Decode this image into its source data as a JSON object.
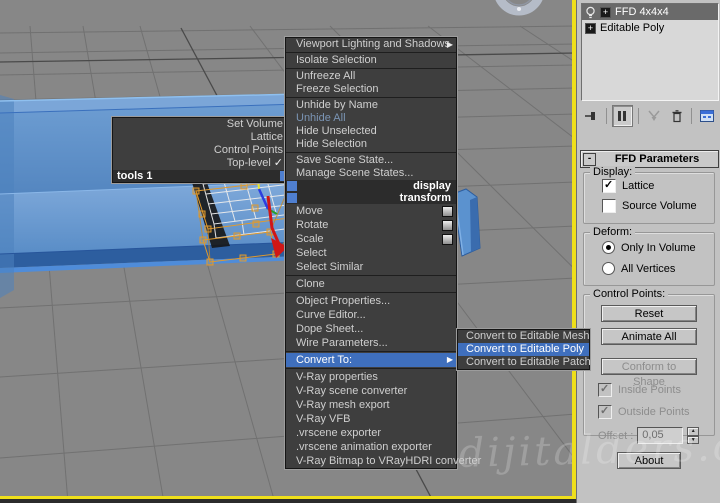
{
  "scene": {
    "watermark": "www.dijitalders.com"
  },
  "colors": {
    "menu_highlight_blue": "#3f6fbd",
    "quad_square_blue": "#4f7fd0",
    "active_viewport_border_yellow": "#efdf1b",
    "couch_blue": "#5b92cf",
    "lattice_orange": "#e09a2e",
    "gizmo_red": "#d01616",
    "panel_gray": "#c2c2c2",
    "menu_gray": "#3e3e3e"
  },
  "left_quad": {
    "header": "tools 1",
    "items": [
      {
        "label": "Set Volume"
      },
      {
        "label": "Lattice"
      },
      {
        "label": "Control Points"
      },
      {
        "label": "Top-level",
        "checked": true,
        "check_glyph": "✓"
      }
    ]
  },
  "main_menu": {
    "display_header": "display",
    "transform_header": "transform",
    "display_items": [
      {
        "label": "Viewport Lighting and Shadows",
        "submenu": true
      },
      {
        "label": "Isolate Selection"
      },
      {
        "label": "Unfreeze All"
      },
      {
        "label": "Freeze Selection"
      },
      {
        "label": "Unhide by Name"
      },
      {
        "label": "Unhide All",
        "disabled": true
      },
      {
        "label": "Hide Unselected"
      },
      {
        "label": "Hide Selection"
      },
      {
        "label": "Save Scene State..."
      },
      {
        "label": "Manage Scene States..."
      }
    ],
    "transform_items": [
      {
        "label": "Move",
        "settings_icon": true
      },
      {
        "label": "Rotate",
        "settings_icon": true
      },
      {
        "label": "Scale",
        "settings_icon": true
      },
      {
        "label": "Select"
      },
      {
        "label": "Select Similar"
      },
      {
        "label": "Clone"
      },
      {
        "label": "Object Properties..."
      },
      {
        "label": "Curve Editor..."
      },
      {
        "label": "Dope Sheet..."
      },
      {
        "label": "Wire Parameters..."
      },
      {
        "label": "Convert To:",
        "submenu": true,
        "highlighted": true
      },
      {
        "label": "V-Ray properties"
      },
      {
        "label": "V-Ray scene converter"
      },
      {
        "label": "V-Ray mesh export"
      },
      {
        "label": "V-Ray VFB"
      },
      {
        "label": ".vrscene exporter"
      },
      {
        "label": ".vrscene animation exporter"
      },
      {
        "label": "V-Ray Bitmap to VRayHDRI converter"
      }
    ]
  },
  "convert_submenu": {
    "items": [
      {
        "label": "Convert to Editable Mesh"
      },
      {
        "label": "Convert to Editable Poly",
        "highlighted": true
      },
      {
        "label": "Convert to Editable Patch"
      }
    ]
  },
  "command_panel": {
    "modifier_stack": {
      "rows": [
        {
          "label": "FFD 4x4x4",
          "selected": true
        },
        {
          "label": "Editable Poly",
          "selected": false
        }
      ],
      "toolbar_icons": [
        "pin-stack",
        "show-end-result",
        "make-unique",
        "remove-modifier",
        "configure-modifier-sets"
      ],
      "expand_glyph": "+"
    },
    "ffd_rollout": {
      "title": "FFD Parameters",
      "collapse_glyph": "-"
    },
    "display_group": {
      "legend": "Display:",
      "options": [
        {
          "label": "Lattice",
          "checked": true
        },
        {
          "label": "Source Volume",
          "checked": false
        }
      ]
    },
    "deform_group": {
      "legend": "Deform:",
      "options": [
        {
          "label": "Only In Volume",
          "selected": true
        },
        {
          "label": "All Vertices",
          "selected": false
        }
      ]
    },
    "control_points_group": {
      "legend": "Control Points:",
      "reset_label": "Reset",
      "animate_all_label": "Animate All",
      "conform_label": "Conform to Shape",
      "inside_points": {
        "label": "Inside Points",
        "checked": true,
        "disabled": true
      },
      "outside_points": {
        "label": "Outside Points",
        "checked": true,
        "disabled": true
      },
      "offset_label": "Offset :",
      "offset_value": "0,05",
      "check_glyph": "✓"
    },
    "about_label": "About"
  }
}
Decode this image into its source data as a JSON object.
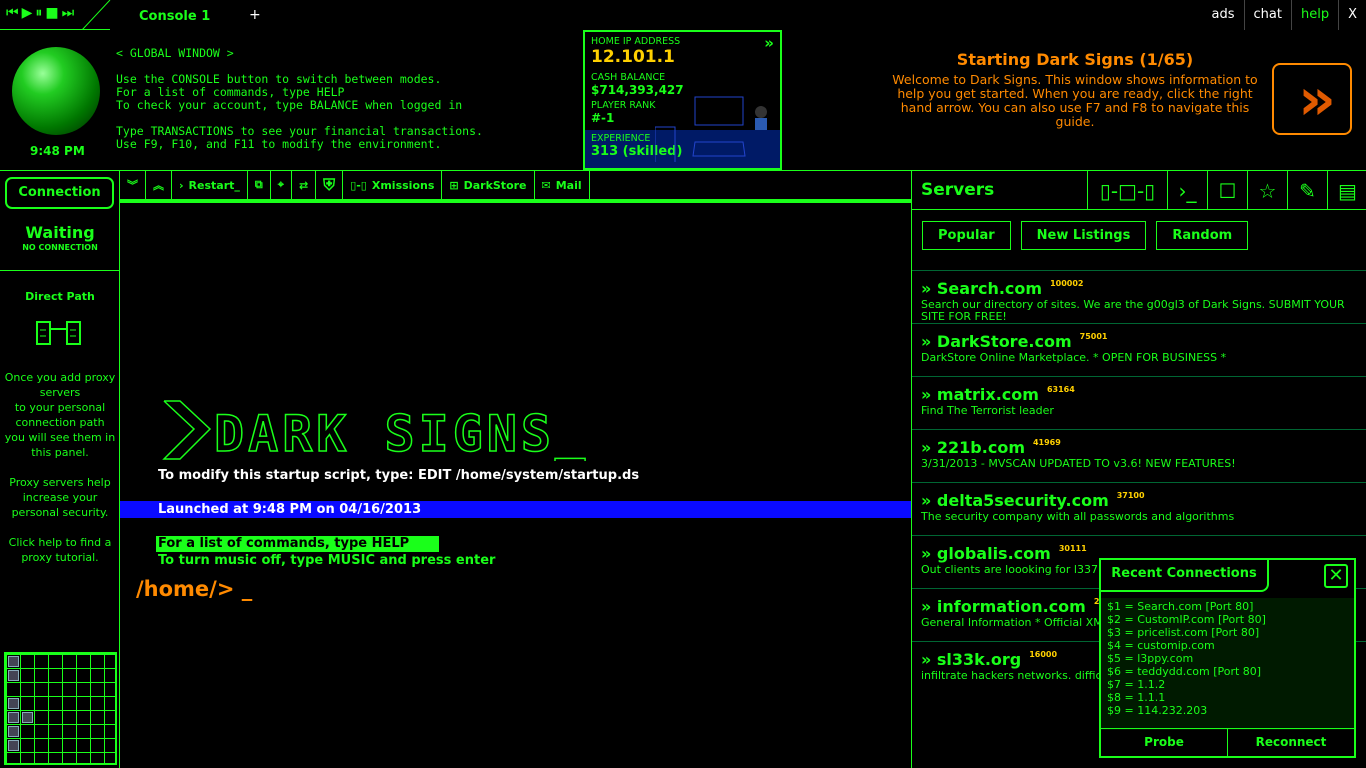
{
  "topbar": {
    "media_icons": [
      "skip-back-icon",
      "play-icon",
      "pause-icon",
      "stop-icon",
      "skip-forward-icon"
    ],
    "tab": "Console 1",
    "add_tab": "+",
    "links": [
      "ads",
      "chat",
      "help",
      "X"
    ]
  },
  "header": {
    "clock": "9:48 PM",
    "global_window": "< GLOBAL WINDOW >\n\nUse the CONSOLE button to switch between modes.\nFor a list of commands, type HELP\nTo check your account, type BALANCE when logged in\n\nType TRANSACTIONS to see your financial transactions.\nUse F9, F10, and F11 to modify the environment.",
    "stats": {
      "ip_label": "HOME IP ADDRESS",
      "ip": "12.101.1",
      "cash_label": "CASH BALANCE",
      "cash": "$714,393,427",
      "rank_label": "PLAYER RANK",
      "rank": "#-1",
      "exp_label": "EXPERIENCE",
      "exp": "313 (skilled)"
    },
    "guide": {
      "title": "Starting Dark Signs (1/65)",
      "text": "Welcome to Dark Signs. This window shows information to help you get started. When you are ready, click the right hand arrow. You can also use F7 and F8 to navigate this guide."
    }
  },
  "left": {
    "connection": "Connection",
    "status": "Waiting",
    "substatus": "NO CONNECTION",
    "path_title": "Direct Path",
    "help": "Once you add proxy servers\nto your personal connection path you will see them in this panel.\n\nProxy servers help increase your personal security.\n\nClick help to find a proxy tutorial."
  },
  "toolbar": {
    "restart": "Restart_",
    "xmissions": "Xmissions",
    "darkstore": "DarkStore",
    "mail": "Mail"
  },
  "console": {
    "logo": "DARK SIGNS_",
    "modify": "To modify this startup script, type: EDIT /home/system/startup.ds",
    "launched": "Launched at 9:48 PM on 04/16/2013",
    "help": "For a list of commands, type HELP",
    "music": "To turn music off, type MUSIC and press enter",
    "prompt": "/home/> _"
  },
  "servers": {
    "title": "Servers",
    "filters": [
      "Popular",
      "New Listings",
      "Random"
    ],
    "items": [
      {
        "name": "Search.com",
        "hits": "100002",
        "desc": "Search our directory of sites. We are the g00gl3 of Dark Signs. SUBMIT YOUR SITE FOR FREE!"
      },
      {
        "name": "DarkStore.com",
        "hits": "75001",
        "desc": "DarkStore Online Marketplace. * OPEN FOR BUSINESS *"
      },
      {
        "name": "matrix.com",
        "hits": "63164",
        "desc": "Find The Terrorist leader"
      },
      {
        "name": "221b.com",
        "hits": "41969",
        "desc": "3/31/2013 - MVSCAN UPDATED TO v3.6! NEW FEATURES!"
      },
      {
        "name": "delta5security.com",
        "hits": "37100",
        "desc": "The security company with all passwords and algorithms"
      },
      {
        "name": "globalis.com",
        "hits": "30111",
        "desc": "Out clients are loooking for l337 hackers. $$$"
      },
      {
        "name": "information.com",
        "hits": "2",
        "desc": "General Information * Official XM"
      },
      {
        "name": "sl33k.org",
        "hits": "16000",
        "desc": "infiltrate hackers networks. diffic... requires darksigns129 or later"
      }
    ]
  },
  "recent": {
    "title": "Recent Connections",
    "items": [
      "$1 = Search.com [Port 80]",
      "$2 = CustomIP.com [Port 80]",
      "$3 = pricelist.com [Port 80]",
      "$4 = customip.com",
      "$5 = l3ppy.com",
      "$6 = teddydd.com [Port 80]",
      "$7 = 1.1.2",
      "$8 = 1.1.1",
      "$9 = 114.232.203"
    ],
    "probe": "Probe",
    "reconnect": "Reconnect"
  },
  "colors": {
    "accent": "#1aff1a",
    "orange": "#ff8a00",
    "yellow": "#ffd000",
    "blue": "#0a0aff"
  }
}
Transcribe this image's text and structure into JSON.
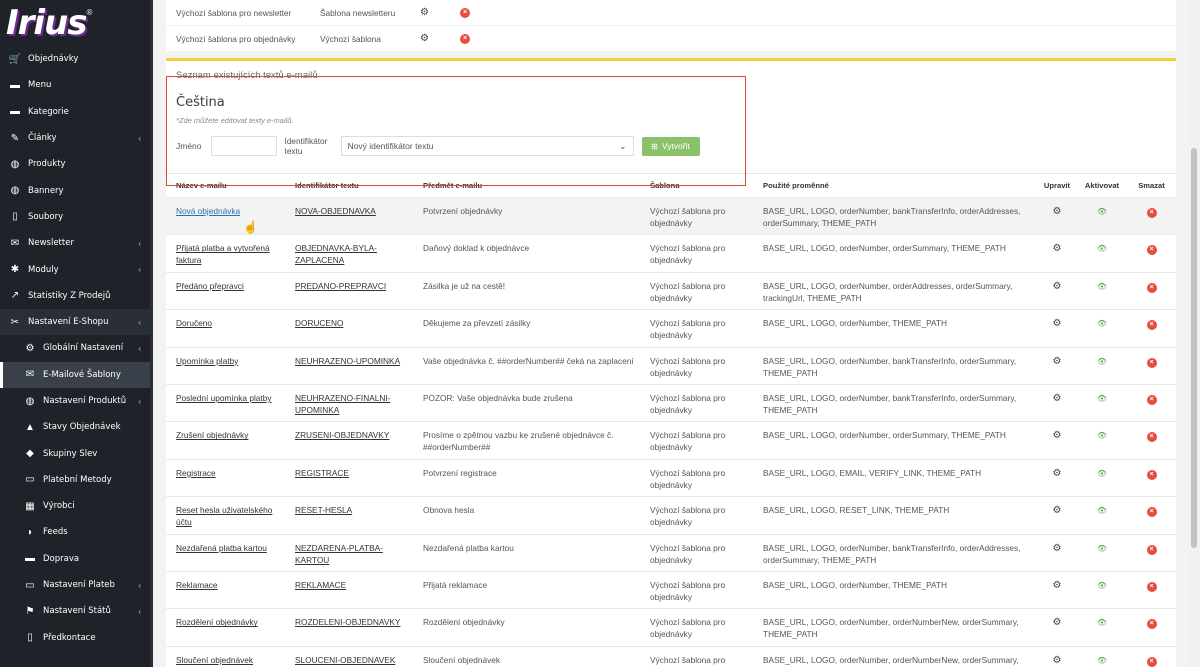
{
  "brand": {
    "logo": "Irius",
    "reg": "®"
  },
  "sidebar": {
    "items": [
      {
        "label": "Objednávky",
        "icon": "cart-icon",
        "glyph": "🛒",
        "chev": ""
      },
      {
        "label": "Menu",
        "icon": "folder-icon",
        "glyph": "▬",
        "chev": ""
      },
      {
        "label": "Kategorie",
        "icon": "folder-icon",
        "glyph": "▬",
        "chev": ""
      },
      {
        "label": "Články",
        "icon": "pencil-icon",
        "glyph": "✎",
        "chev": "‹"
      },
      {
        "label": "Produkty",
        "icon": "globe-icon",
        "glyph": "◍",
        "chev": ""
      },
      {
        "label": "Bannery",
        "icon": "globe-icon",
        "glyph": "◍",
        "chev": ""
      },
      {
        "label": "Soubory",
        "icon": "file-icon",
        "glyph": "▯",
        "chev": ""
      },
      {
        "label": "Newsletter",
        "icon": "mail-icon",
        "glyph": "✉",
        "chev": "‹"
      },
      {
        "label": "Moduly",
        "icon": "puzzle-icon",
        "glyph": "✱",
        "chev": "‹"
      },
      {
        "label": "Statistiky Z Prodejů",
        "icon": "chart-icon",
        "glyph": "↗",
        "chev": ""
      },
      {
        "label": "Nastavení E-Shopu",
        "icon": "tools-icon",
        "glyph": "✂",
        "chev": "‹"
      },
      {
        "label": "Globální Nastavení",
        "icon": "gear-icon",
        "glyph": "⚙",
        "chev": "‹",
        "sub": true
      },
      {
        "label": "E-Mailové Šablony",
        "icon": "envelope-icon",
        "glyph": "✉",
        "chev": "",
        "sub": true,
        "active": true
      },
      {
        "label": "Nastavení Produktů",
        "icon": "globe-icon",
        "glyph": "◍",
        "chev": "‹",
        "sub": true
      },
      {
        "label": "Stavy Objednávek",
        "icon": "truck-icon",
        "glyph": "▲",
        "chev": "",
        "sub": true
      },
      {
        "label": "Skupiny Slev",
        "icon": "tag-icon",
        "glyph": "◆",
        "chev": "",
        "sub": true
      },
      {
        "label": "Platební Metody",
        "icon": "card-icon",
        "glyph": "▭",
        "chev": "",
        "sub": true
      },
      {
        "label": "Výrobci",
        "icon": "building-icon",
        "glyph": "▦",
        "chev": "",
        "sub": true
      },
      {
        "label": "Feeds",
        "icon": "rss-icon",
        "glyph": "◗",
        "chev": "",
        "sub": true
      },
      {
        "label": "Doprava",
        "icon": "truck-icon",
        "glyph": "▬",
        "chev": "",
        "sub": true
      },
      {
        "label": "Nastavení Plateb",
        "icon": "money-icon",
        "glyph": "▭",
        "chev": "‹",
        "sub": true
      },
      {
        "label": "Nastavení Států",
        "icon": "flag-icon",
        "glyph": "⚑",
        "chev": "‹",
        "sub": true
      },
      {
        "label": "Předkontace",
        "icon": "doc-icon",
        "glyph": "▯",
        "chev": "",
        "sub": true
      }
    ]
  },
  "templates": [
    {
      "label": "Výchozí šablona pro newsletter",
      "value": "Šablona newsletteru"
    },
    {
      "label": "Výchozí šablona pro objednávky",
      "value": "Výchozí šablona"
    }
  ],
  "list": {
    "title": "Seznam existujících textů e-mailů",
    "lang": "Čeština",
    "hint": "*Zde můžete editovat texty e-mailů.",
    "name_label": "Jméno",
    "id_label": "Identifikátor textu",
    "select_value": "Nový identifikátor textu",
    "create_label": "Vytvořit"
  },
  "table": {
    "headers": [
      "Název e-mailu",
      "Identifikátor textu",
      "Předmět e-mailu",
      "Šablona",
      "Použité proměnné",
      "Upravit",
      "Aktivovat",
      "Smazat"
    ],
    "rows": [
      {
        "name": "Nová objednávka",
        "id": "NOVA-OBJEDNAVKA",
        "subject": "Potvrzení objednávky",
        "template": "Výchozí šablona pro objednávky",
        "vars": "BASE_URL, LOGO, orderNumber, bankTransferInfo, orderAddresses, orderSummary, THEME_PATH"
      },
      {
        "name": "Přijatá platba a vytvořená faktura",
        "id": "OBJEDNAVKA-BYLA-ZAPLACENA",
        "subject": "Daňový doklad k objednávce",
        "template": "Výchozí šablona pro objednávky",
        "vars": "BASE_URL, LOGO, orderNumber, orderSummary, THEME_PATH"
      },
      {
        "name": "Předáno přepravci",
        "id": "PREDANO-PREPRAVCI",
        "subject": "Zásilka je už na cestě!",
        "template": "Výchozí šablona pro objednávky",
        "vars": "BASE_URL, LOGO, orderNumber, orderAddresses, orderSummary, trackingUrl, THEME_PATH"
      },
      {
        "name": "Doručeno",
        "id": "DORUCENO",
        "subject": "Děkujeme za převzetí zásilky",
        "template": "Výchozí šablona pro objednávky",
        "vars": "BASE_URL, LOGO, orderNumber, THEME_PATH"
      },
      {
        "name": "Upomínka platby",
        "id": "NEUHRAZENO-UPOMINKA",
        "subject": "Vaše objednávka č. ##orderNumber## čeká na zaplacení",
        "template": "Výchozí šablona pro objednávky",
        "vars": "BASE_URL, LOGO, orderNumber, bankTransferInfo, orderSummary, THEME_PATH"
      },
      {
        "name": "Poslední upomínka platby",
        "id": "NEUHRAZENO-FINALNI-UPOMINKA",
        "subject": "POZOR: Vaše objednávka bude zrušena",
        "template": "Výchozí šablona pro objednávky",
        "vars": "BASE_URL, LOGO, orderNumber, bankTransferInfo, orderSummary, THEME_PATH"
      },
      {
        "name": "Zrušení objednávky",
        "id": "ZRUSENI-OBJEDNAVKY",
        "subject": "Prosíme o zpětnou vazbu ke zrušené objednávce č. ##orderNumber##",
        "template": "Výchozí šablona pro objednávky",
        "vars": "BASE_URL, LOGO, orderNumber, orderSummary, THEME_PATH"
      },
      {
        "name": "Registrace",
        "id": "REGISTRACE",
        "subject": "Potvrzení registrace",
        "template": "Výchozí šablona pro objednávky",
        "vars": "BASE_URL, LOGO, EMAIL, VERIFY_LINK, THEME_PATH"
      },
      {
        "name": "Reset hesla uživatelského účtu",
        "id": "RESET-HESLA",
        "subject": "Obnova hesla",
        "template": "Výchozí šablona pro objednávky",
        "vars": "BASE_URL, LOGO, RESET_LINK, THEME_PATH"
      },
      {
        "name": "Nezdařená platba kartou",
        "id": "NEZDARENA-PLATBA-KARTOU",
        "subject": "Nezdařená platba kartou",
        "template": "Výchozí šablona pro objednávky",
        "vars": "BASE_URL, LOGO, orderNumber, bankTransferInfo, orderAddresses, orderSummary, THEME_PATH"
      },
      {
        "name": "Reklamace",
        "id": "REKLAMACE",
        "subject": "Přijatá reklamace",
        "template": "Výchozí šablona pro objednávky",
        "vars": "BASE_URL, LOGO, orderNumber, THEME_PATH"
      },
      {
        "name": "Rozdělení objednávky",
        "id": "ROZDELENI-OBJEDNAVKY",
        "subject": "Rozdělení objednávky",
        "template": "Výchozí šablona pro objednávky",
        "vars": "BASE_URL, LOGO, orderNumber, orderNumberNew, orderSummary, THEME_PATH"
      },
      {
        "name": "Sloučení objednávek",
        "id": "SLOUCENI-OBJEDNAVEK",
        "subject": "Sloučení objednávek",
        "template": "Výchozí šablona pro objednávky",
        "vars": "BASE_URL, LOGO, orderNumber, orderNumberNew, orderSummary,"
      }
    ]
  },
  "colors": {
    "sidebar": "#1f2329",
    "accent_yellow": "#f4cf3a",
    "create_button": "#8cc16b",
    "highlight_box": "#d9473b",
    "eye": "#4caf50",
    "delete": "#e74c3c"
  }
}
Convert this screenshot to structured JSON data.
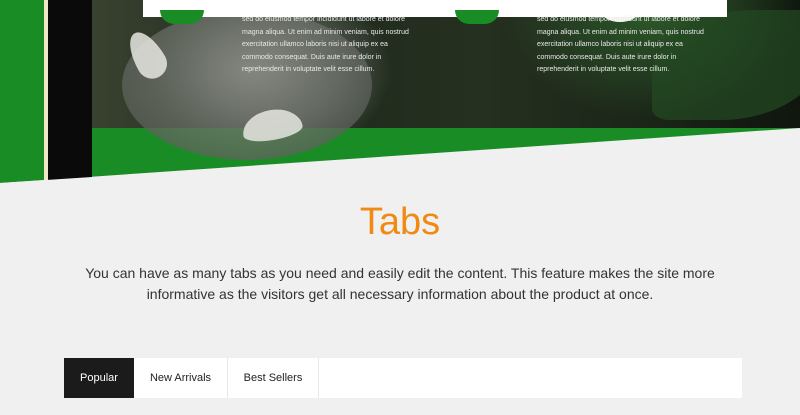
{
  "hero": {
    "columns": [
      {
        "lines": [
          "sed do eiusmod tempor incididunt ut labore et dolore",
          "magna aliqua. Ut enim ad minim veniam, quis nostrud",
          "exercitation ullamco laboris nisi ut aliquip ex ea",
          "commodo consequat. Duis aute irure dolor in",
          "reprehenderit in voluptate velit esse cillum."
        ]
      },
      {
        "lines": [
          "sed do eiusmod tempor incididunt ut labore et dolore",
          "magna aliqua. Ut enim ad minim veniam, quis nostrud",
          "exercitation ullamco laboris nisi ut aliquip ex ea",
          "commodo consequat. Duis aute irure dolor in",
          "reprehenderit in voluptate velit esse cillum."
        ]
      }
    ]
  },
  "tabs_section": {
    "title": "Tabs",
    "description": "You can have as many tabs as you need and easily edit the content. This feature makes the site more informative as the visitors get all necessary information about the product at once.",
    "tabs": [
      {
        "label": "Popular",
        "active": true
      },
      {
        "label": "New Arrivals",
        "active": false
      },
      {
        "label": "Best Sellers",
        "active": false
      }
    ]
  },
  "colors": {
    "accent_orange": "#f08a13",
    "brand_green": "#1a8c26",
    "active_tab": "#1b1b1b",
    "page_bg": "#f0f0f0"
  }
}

Work to be completed → Copy each line above where the string "UPOMINKA" occurs.

Answer to this exercise →
        "id": "NEUHRAZENO-UPOMINKA",
        "id": "NEUHRAZENO-FINALNI-UPOMINKA",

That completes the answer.